>> START Given data
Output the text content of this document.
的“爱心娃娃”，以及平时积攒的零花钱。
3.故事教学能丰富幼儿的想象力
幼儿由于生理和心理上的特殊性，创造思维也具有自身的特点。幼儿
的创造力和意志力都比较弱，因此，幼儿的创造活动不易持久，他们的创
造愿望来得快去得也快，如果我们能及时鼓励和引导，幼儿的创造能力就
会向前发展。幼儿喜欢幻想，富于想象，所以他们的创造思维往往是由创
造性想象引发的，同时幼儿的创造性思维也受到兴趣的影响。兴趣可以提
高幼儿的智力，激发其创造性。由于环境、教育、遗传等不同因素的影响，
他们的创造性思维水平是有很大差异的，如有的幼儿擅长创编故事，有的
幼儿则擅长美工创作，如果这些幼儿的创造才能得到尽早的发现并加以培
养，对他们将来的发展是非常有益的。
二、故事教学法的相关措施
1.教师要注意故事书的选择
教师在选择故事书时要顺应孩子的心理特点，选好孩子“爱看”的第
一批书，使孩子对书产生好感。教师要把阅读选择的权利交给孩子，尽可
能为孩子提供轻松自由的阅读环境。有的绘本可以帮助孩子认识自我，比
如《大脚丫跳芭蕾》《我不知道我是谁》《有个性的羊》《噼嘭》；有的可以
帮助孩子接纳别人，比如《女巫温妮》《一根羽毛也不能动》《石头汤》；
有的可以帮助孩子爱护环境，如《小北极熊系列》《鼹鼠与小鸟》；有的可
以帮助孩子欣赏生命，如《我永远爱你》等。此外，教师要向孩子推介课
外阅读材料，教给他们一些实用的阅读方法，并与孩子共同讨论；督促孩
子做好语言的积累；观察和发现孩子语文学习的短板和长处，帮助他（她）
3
>> END Given data
Each line of the material should be echoed exactly.

Output the text content of this document.
的“爱心娃娃”，以及平时积攒的零花钱。
3.故事教学能丰富幼儿的想象力
幼儿由于生理和心理上的特殊性，创造思维也具有自身的特点。幼儿
的创造力和意志力都比较弱，因此，幼儿的创造活动不易持久，他们的创
造愿望来得快去得也快，如果我们能及时鼓励和引导，幼儿的创造能力就
会向前发展。幼儿喜欢幻想，富于想象，所以他们的创造思维往往是由创
造性想象引发的，同时幼儿的创造性思维也受到兴趣的影响。兴趣可以提
高幼儿的智力，激发其创造性。由于环境、教育、遗传等不同因素的影响，
他们的创造性思维水平是有很大差异的，如有的幼儿擅长创编故事，有的
幼儿则擅长美工创作，如果这些幼儿的创造才能得到尽早的发现并加以培
养，对他们将来的发展是非常有益的。
二、故事教学法的相关措施
1.教师要注意故事书的选择
教师在选择故事书时要顺应孩子的心理特点，选好孩子“爱看”的第
一批书，使孩子对书产生好感。教师要把阅读选择的权利交给孩子，尽可
能为孩子提供轻松自由的阅读环境。有的绘本可以帮助孩子认识自我，比
如《大脚丫跳芭蕾》《我不知道我是谁》《有个性的羊》《噼嘭》；有的可以
帮助孩子接纳别人，比如《女巫温妮》《一根羽毛也不能动》《石头汤》；
有的可以帮助孩子爱护环境，如《小北极熊系列》《鼹鼠与小鸟》；有的可
以帮助孩子欣赏生命，如《我永远爱你》等。此外，教师要向孩子推介课
外阅读材料，教给他们一些实用的阅读方法，并与孩子共同讨论；督促孩
子做好语言的积累；观察和发现孩子语文学习的短板和长处，帮助他（她）
3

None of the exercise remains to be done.